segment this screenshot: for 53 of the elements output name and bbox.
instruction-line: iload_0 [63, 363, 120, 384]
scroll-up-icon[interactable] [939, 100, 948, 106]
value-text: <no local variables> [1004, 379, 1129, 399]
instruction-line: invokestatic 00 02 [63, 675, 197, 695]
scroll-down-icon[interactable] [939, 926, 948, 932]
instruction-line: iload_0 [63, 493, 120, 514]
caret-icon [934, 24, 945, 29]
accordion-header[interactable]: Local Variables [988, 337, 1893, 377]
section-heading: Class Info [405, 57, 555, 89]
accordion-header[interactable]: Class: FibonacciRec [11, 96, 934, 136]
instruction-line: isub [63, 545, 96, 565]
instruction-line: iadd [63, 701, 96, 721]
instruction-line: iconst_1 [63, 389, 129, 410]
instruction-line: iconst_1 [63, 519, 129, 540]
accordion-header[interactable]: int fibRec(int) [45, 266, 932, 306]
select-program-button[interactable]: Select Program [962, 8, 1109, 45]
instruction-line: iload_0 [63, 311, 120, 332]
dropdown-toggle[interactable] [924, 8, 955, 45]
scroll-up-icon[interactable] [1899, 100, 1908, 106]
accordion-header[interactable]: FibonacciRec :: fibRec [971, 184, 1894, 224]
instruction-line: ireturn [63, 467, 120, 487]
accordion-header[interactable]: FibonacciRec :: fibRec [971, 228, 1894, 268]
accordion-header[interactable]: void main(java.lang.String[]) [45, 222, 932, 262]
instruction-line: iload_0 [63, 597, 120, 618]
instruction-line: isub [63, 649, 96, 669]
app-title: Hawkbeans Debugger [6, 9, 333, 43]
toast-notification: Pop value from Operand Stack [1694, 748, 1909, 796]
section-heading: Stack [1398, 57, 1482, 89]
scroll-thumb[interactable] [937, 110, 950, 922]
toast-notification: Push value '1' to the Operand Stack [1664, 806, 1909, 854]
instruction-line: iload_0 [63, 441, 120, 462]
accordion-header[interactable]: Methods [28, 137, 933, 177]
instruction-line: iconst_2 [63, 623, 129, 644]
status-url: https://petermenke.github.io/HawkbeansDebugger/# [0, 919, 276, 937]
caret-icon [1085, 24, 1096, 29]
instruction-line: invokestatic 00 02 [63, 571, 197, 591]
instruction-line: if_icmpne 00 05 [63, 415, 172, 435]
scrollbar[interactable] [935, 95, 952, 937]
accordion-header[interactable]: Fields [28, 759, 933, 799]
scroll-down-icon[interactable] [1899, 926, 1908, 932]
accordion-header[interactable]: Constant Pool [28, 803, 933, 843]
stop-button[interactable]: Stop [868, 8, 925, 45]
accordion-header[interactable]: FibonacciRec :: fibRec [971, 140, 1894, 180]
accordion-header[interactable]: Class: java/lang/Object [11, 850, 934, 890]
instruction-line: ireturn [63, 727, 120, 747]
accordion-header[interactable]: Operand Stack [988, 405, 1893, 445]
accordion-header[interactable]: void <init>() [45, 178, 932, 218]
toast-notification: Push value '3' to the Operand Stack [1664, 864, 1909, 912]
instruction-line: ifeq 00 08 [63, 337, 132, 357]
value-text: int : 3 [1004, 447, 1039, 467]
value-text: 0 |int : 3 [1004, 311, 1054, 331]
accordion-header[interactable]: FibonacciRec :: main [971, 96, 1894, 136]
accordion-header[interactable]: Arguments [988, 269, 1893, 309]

········

TASK STATEMENT:
Update the records above by changing every "accordion-header" to "collapsible-header", leaving all other text as it is.

FINAL RESULT:
segment this screenshot: for 53 of the elements output name and bbox.
instruction-line: iload_0 [63, 363, 120, 384]
scroll-up-icon[interactable] [939, 100, 948, 106]
value-text: <no local variables> [1004, 379, 1129, 399]
instruction-line: invokestatic 00 02 [63, 675, 197, 695]
scroll-down-icon[interactable] [939, 926, 948, 932]
instruction-line: iload_0 [63, 493, 120, 514]
caret-icon [934, 24, 945, 29]
collapsible-header[interactable]: Local Variables [988, 337, 1893, 377]
section-heading: Class Info [405, 57, 555, 89]
collapsible-header[interactable]: Class: FibonacciRec [11, 96, 934, 136]
instruction-line: isub [63, 545, 96, 565]
instruction-line: iadd [63, 701, 96, 721]
instruction-line: iconst_1 [63, 389, 129, 410]
instruction-line: iconst_1 [63, 519, 129, 540]
collapsible-header[interactable]: int fibRec(int) [45, 266, 932, 306]
select-program-button[interactable]: Select Program [962, 8, 1109, 45]
instruction-line: iload_0 [63, 311, 120, 332]
dropdown-toggle[interactable] [924, 8, 955, 45]
scroll-up-icon[interactable] [1899, 100, 1908, 106]
collapsible-header[interactable]: FibonacciRec :: fibRec [971, 184, 1894, 224]
instruction-line: ireturn [63, 467, 120, 487]
collapsible-header[interactable]: FibonacciRec :: fibRec [971, 228, 1894, 268]
collapsible-header[interactable]: void main(java.lang.String[]) [45, 222, 932, 262]
instruction-line: iload_0 [63, 597, 120, 618]
instruction-line: isub [63, 649, 96, 669]
app-title: Hawkbeans Debugger [6, 9, 333, 43]
toast-notification: Pop value from Operand Stack [1694, 748, 1909, 796]
section-heading: Stack [1398, 57, 1482, 89]
scroll-thumb[interactable] [937, 110, 950, 922]
toast-notification: Push value '1' to the Operand Stack [1664, 806, 1909, 854]
instruction-line: iload_0 [63, 441, 120, 462]
collapsible-header[interactable]: Methods [28, 137, 933, 177]
instruction-line: iconst_2 [63, 623, 129, 644]
status-url: https://petermenke.github.io/HawkbeansDebugger/# [0, 919, 276, 937]
caret-icon [1085, 24, 1096, 29]
instruction-line: invokestatic 00 02 [63, 571, 197, 591]
instruction-line: if_icmpne 00 05 [63, 415, 172, 435]
scrollbar[interactable] [935, 95, 952, 937]
collapsible-header[interactable]: Fields [28, 759, 933, 799]
scroll-down-icon[interactable] [1899, 926, 1908, 932]
collapsible-header[interactable]: Constant Pool [28, 803, 933, 843]
stop-button[interactable]: Stop [868, 8, 925, 45]
collapsible-header[interactable]: FibonacciRec :: fibRec [971, 140, 1894, 180]
collapsible-header[interactable]: Class: java/lang/Object [11, 850, 934, 890]
instruction-line: ireturn [63, 727, 120, 747]
collapsible-header[interactable]: Operand Stack [988, 405, 1893, 445]
collapsible-header[interactable]: void <init>() [45, 178, 932, 218]
toast-notification: Push value '3' to the Operand Stack [1664, 864, 1909, 912]
instruction-line: ifeq 00 08 [63, 337, 132, 357]
value-text: int : 3 [1004, 447, 1039, 467]
value-text: 0 |int : 3 [1004, 311, 1054, 331]
collapsible-header[interactable]: FibonacciRec :: main [971, 96, 1894, 136]
collapsible-header[interactable]: Arguments [988, 269, 1893, 309]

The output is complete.